## [Entries shown]
=======

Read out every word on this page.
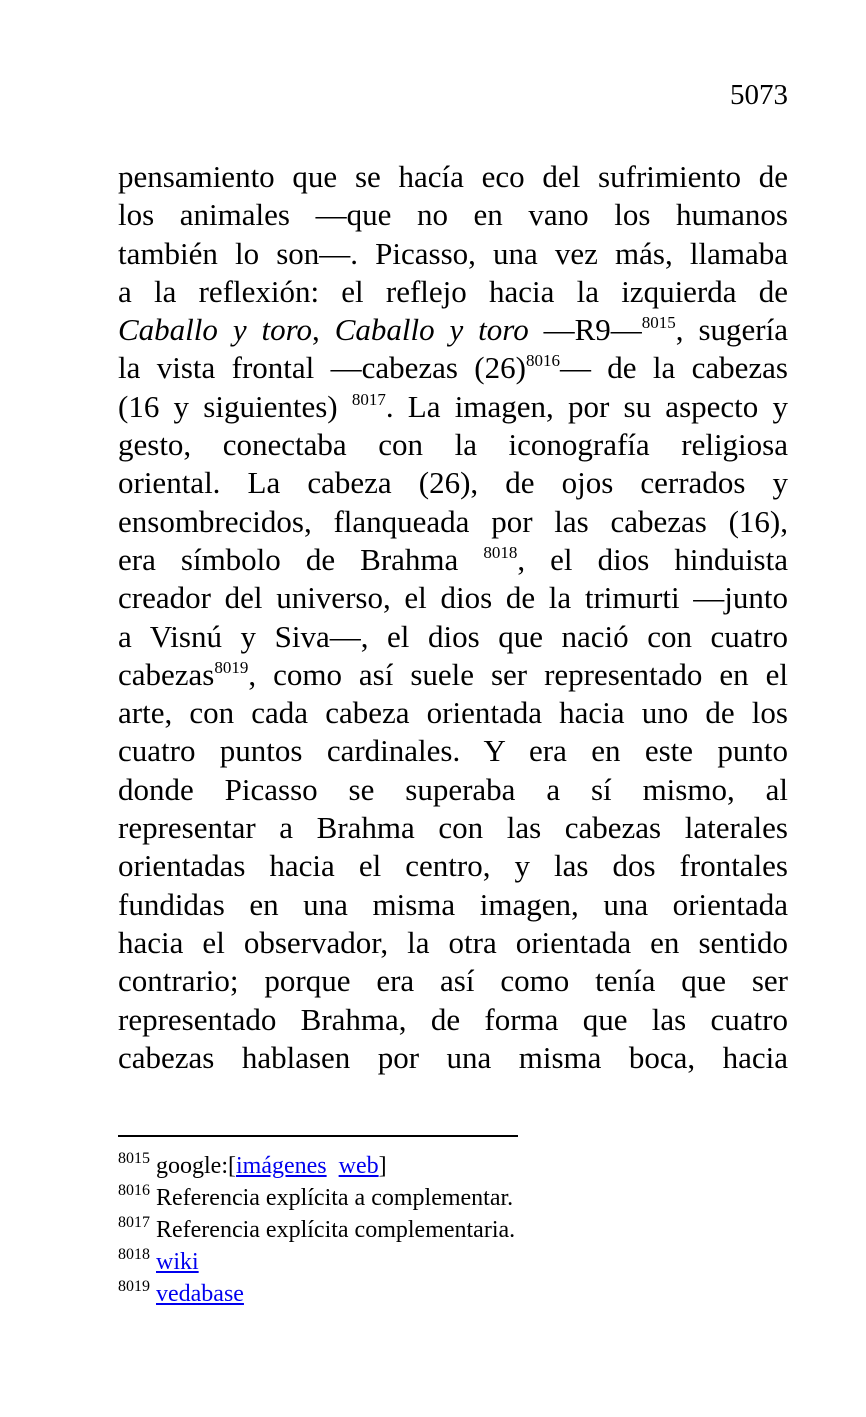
5073
pensamiento que se hacía eco del sufrimiento de
los animales —que no en vano los humanos
también lo son—. Picasso, una vez más, llamaba
a la reflexión: el reflejo hacia la izquierda de
Caballo y toro, Caballo y toro —R9—$^{8015}$, sugería
la vista frontal —cabezas $(26)^{8016}—$ de la cabezas
(16 y siguientes) $^{8017}$. La imagen, por su aspecto y
gesto, conectaba con la iconografía religiosa
oriental. La cabeza (26), de ojos cerrados y
ensombrecidos, flanqueada por las cabezas (16),
era símbolo de Brahma $^{8018}$, el dios hinduista
creador del universo, el dios de la trimurti —junto
a Visnú y Siva—, el dios que nació con cuatro
cabezas$^{8019}$, como así suele ser representado en el
arte, con cada cabeza orientada hacia uno de los
cuatro puntos cardinales. Y era en este punto
donde Picasso se superaba a sí mismo, al
representar a Brahma con las cabezas laterales
orientadas hacia el centro, y las dos frontales
fundidas en una misma imagen, una orientada
hacia el observador, la otra orientada en sentido
contrario; porque era así como tenía que ser
representado Brahma, de forma que las cuatro
cabezas hablasen por una misma boca, hacia
$^{8015}$ google:[imágenes web]
$^{8016}$ Referencia explícita a complementar.
$^{8017}$ Referencia explícita complementaria.
$^{8018}$ wiki
$^{8019}$ vedabase
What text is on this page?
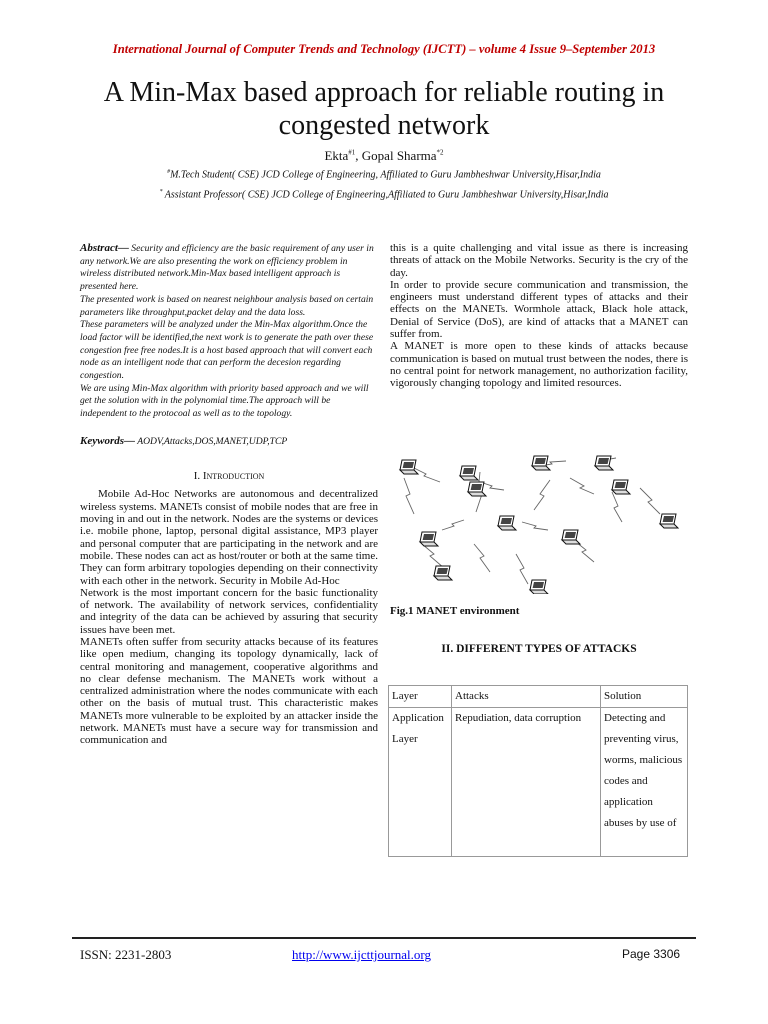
International Journal of Computer Trends and Technology (IJCTT) – volume 4 Issue 9–September 2013
A Min-Max based approach for reliable routing in
congested network
Ekta$^{\#1}$, Gopal Sharma$^{*2}$
#M.Tech Student( CSE) JCD College of Engineering, Affiliated to Guru Jambheshwar University,Hisar,India
* Assistant Professor( CSE) JCD College of Engineering,Affiliated to Guru Jambheshwar University,Hisar,India

Abstract— Security and efficiency are the basic requirement of any user in any network.We are also presenting the work on efficiency problem in wireless distributed network.Min-Max based intelligent approach is presented here.

The presented work is based on nearest neighbour analysis based on certain parameters like throughput,packet delay and the data loss.

These parameters will be analyzed under the Min-Max algorithm.Once the load factor will be identified,the next work is to generate the path over these congestion free free nodes.It is a host based approach that will convert each node as an intelligent node that can perform the decesion regarding congestion.

We are using Min-Max algorithm with priority based approach and we will get the solution with in the polynomial time.The approach will be independent to the protocoal as well as to the topology.

Keywords— AODV,Attacks,DOS,MANET,UDP,TCP

I. Introduction

Mobile Ad-Hoc Networks are autonomous and decentralized wireless systems. MANETs consist of mobile nodes that are free in moving in and out in the network. Nodes are the systems or devices i.e. mobile phone, laptop, personal digital assistance, MP3 player and personal computer that are participating in the network and are mobile. These nodes can act as host/router or both at the same time. They can form arbitrary topologies depending on their connectivity with each other in the network. Security in Mobile Ad-Hoc

Network is the most important concern for the basic functionality of network. The availability of network services, confidentiality and integrity of the data can be achieved by assuring that security issues have been met.

MANETs often suffer from security attacks because of its features like open medium, changing its topology dynamically, lack of central monitoring and management, cooperative algorithms and no clear defense mechanism. The MANETs work without a centralized administration where the nodes communicate with each other on the basis of mutual trust. This characteristic makes MANETs more vulnerable to be exploited by an attacker inside the network. MANETs must have a secure way for transmission and communication and

this is a quite challenging and vital issue as there is increasing threats of attack on the Mobile Networks. Security is the cry of the day.

In order to provide secure communication and transmission, the engineers must understand different types of attacks and their effects on the MANETs. Wormhole attack, Black hole attack, Denial of Service (DoS), are kind of attacks that a MANET can suffer from.

A MANET is more open to these kinds of attacks because communication is based on mutual trust between the nodes, there is no central point for network management, no authorization facility, vigorously changing topology and limited resources.

Fig.1 MANET environment
II. DIFFERENT TYPES OF ATTACKS
Layer	Attacks	Solution
Application Layer	Repudiation, data corruption	Detecting and preventing virus, worms, malicious codes and application abuses by use of
ISSN: 2231-2803	http://www.ijcttjournal.org	Page 3306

=======

## [What is needed]
Repeat each record verbatim, pictures excluded.

## [Response area]
Read out every word on this page.
5073
pensamiento que se hacía eco del sufrimiento de
los animales —que no en vano los humanos
también lo son—. Picasso, una vez más, llamaba
a la reflexión: el reflejo hacia la izquierda de
Caballo y toro, Caballo y toro —R9—$^{8015}$, sugería
la vista frontal —cabezas $(26)^{8016}—$ de la cabezas
(16 y siguientes) $^{8017}$. La imagen, por su aspecto y
gesto, conectaba con la iconografía religiosa
oriental. La cabeza (26), de ojos cerrados y
ensombrecidos, flanqueada por las cabezas (16),
era símbolo de Brahma $^{8018}$, el dios hinduista
creador del universo, el dios de la trimurti —junto
a Visnú y Siva—, el dios que nació con cuatro
cabezas$^{8019}$, como así suele ser representado en el
arte, con cada cabeza orientada hacia uno de los
cuatro puntos cardinales. Y era en este punto
donde Picasso se superaba a sí mismo, al
representar a Brahma con las cabezas laterales
orientadas hacia el centro, y las dos frontales
fundidas en una misma imagen, una orientada
hacia el observador, la otra orientada en sentido
contrario; porque era así como tenía que ser
representado Brahma, de forma que las cuatro
cabezas hablasen por una misma boca, hacia
$^{8015}$ google:[imágenes web]
$^{8016}$ Referencia explícita a complementar.
$^{8017}$ Referencia explícita complementaria.
$^{8018}$ wiki
$^{8019}$ vedabase
What text is on this page?
International Journal of Computer Trends and Technology (IJCTT) – volume 4 Issue 9–September 2013
A Min-Max based approach for reliable routing in
congested network
Ekta$^{\#1}$, Gopal Sharma$^{*2}$
#M.Tech Student( CSE) JCD College of Engineering, Affiliated to Guru Jambheshwar University,Hisar,India
* Assistant Professor( CSE) JCD College of Engineering,Affiliated to Guru Jambheshwar University,Hisar,India

Abstract— Security and efficiency are the basic requirement of any user in any network.We are also presenting the work on efficiency problem in wireless distributed network.Min-Max based intelligent approach is presented here.

The presented work is based on nearest neighbour analysis based on certain parameters like throughput,packet delay and the data loss.

These parameters will be analyzed under the Min-Max algorithm.Once the load factor will be identified,the next work is to generate the path over these congestion free free nodes.It is a host based approach that will convert each node as an intelligent node that can perform the decesion regarding congestion.

We are using Min-Max algorithm with priority based approach and we will get the solution with in the polynomial time.The approach will be independent to the protocoal as well as to the topology.

Keywords— AODV,Attacks,DOS,MANET,UDP,TCP

I. Introduction

Mobile Ad-Hoc Networks are autonomous and decentralized wireless systems. MANETs consist of mobile nodes that are free in moving in and out in the network. Nodes are the systems or devices i.e. mobile phone, laptop, personal digital assistance, MP3 player and personal computer that are participating in the network and are mobile. These nodes can act as host/router or both at the same time. They can form arbitrary topologies depending on their connectivity with each other in the network. Security in Mobile Ad-Hoc

Network is the most important concern for the basic functionality of network. The availability of network services, confidentiality and integrity of the data can be achieved by assuring that security issues have been met.

MANETs often suffer from security attacks because of its features like open medium, changing its topology dynamically, lack of central monitoring and management, cooperative algorithms and no clear defense mechanism. The MANETs work without a centralized administration where the nodes communicate with each other on the basis of mutual trust. This characteristic makes MANETs more vulnerable to be exploited by an attacker inside the network. MANETs must have a secure way for transmission and communication and

this is a quite challenging and vital issue as there is increasing threats of attack on the Mobile Networks. Security is the cry of the day.

In order to provide secure communication and transmission, the engineers must understand different types of attacks and their effects on the MANETs. Wormhole attack, Black hole attack, Denial of Service (DoS), are kind of attacks that a MANET can suffer from.

A MANET is more open to these kinds of attacks because communication is based on mutual trust between the nodes, there is no central point for network management, no authorization facility, vigorously changing topology and limited resources.

Fig.1 MANET environment
II. DIFFERENT TYPES OF ATTACKS
Layer	Attacks	Solution
Application Layer	Repudiation, data corruption	Detecting and preventing virus, worms, malicious codes and application abuses by use of
ISSN: 2231-2803	http://www.ijcttjournal.org	Page 3306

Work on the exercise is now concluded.